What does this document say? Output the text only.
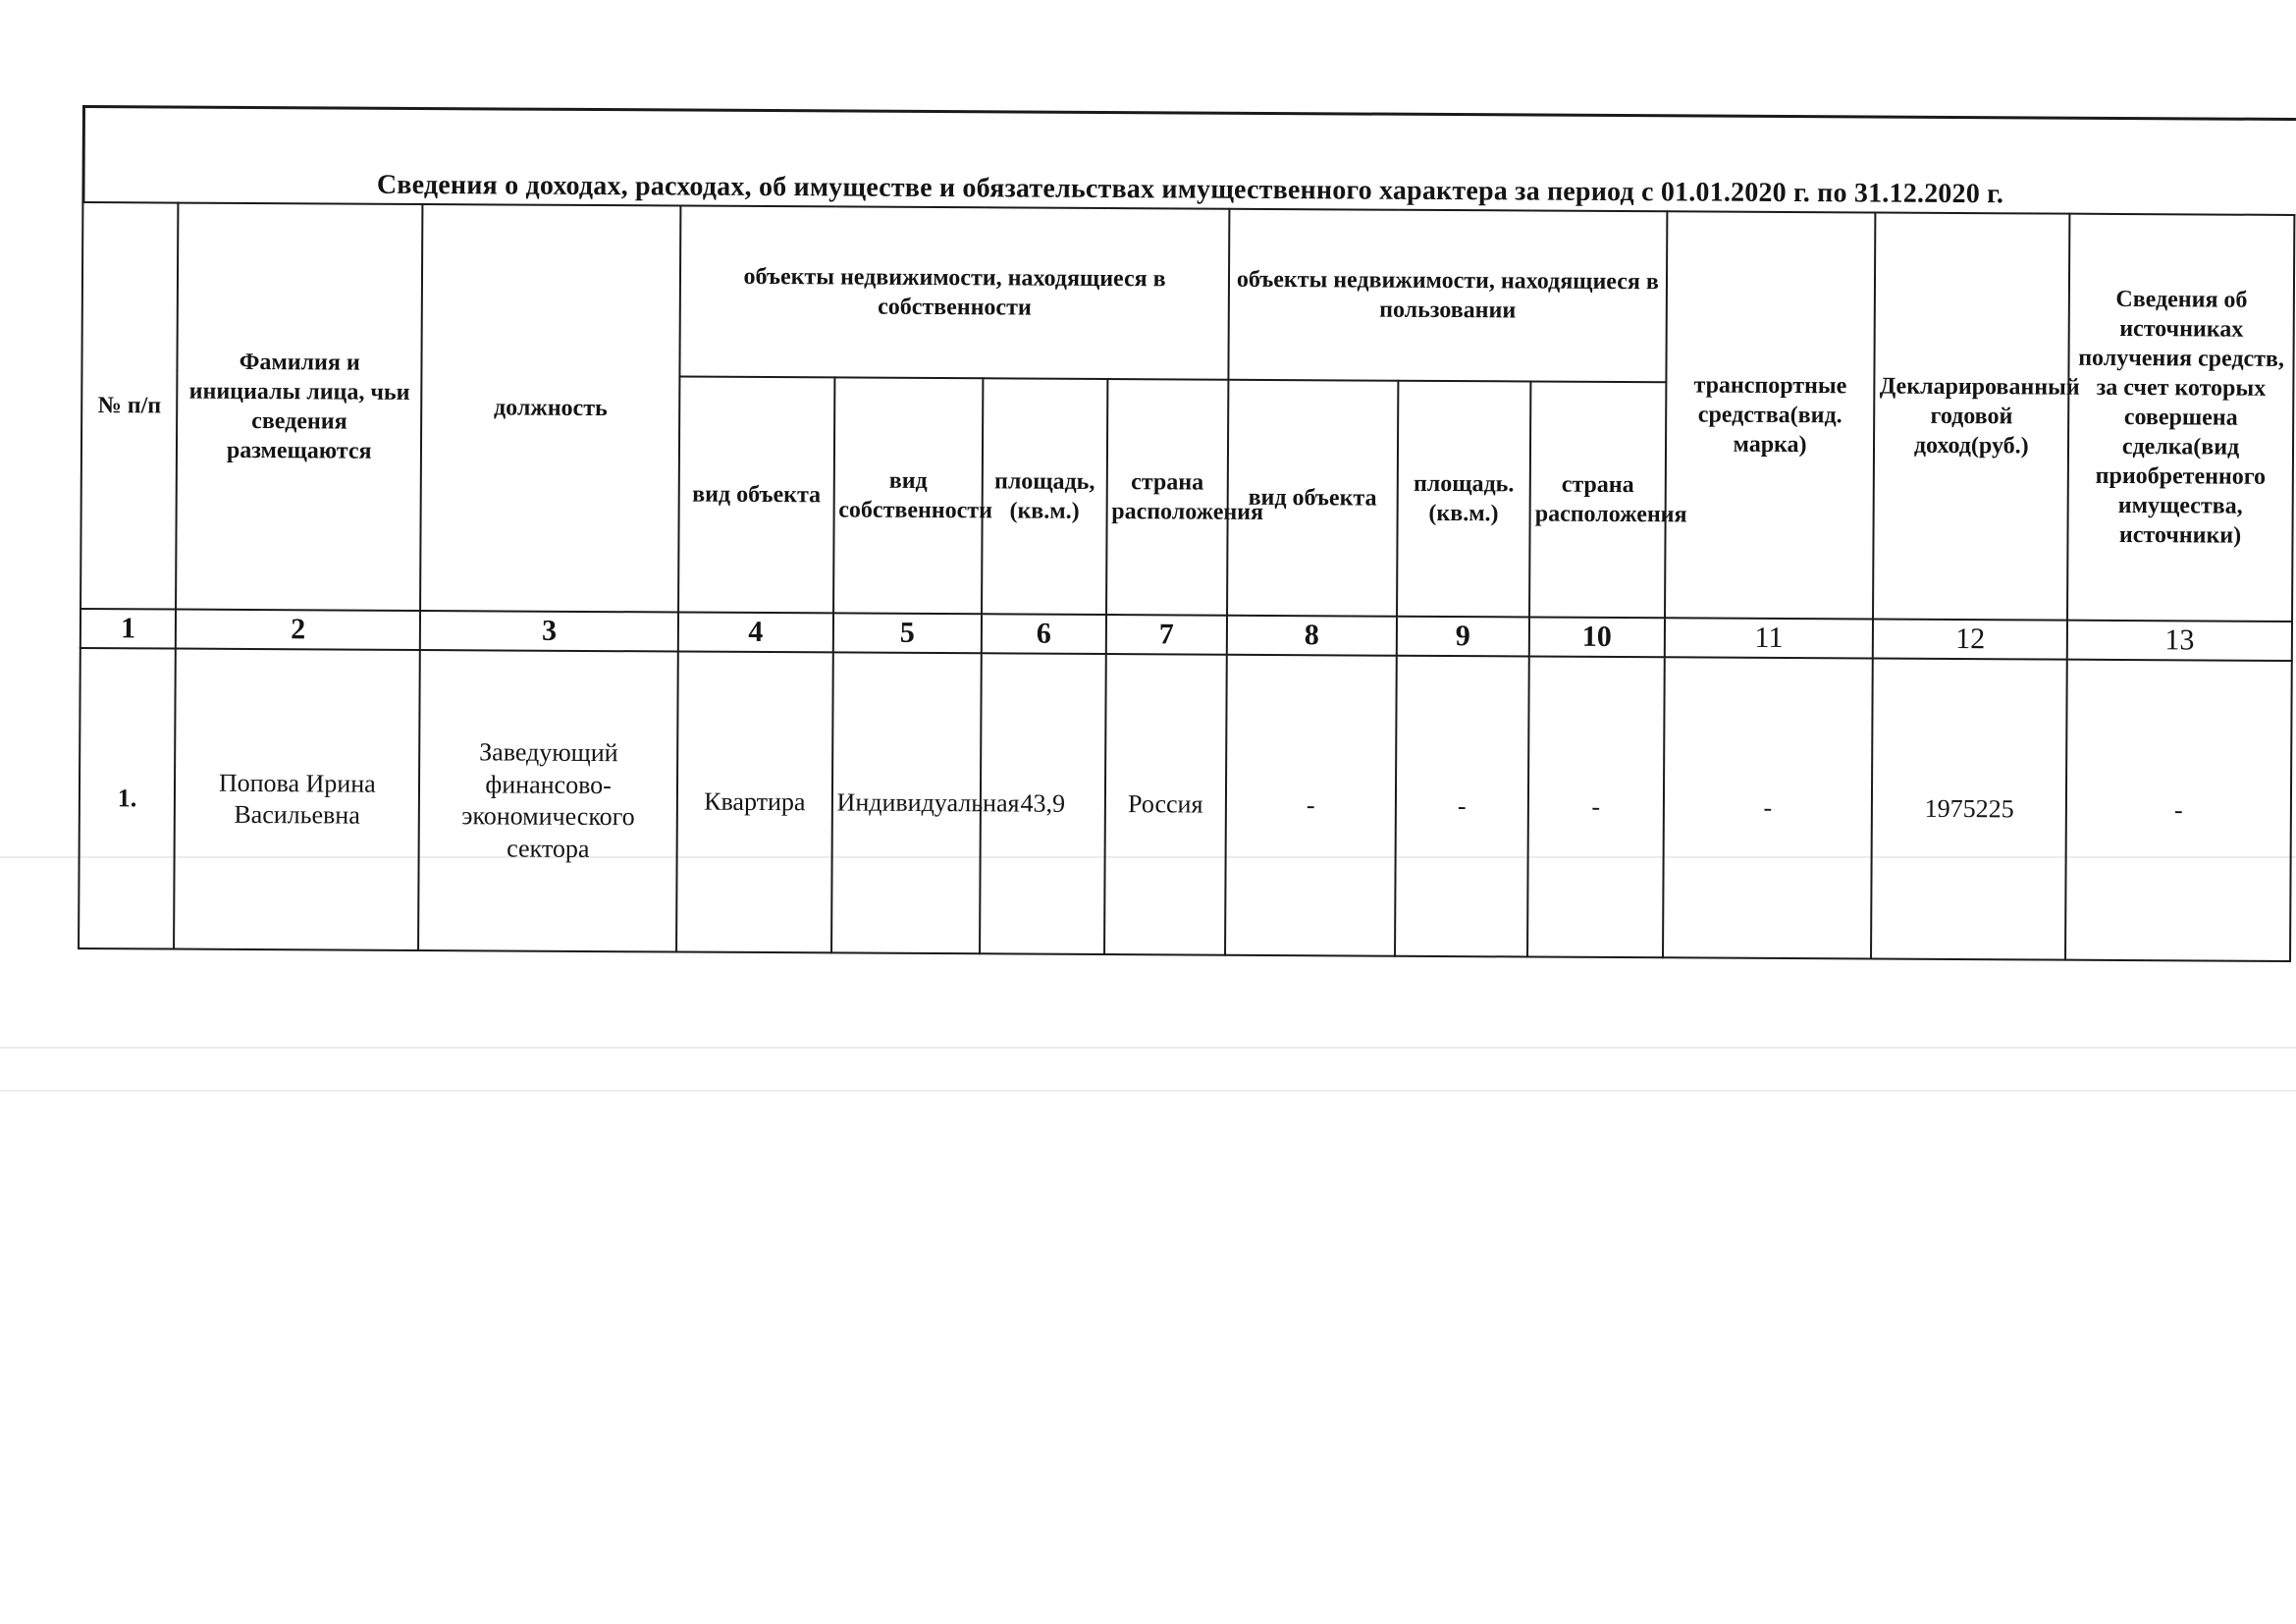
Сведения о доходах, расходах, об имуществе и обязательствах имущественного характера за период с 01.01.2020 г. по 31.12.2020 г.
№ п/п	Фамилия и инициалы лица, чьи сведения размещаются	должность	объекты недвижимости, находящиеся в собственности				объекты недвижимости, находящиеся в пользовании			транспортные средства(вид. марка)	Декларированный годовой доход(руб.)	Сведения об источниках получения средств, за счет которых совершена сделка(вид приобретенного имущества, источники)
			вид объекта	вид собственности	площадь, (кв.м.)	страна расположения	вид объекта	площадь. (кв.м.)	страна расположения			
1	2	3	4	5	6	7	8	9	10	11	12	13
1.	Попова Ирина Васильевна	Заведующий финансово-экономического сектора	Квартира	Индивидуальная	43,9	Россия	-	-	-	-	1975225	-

*****

[Exercise instructions] Show each line holding the word "Сведения".

[Response to the task]
Сведения о доходах, расходах, об имуществе и обязательствах имущественного характера за период с 01.01.2020 г. по 31.12.2020 г.
№ п/п	Фамилия и инициалы лица, чьи сведения размещаются	должность	объекты недвижимости, находящиеся в собственности				объекты недвижимости, находящиеся в пользовании			транспортные средства(вид. марка)	Декларированный годовой доход(руб.)	Сведения об источниках получения средств, за счет которых совершена сделка(вид приобретенного имущества, источники)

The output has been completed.